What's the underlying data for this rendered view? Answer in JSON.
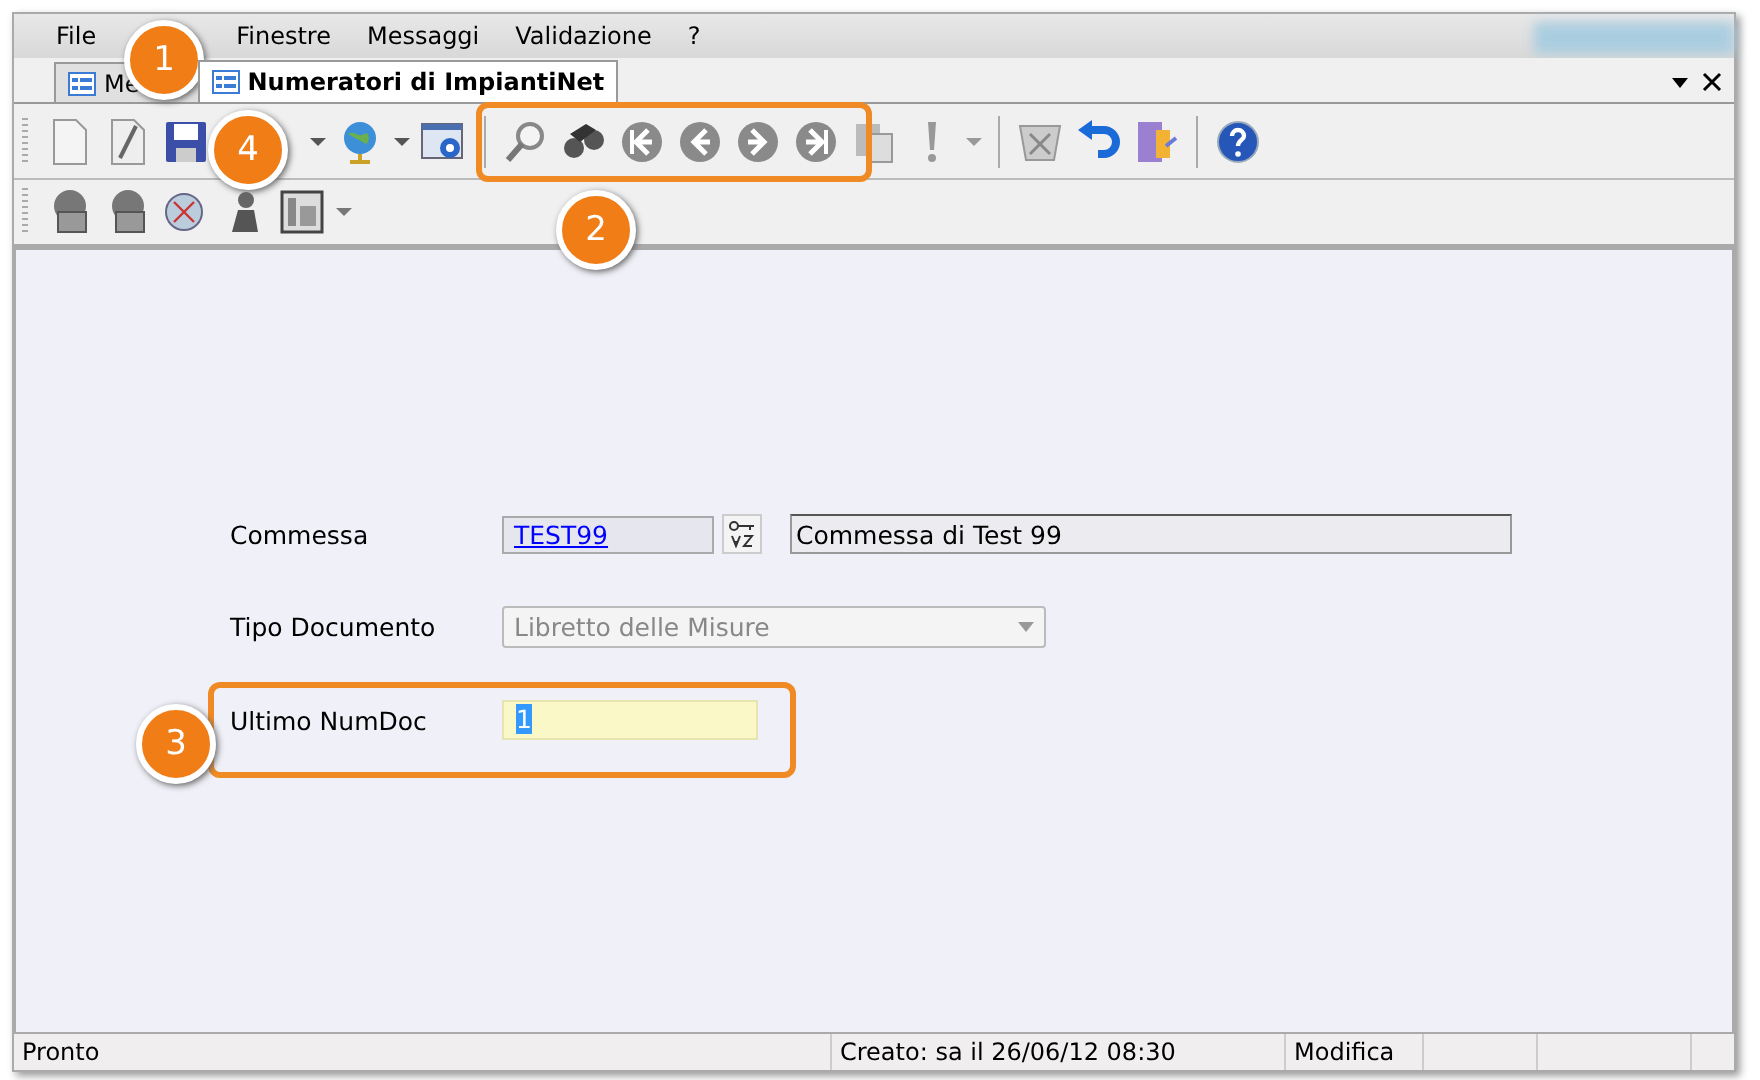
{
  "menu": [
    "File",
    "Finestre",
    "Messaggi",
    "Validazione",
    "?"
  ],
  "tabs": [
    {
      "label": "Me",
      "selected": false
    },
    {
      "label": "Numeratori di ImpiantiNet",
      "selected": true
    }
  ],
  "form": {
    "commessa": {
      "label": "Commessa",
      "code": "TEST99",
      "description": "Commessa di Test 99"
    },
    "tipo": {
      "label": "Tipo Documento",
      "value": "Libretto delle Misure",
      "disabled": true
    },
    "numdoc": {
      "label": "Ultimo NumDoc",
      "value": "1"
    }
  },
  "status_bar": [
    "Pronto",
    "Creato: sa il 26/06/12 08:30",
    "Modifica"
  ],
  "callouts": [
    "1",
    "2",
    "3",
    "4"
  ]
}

········

PROMPT ▸
From the listing, copy every line where the string "label" appears.

RESPONSE TO THE EXERCISE ▸
      "label": "Me",
      "label": "Numeratori di ImpiantiNet",
      "label": "Commessa",
      "label": "Tipo Documento",
      "label": "Ultimo NumDoc",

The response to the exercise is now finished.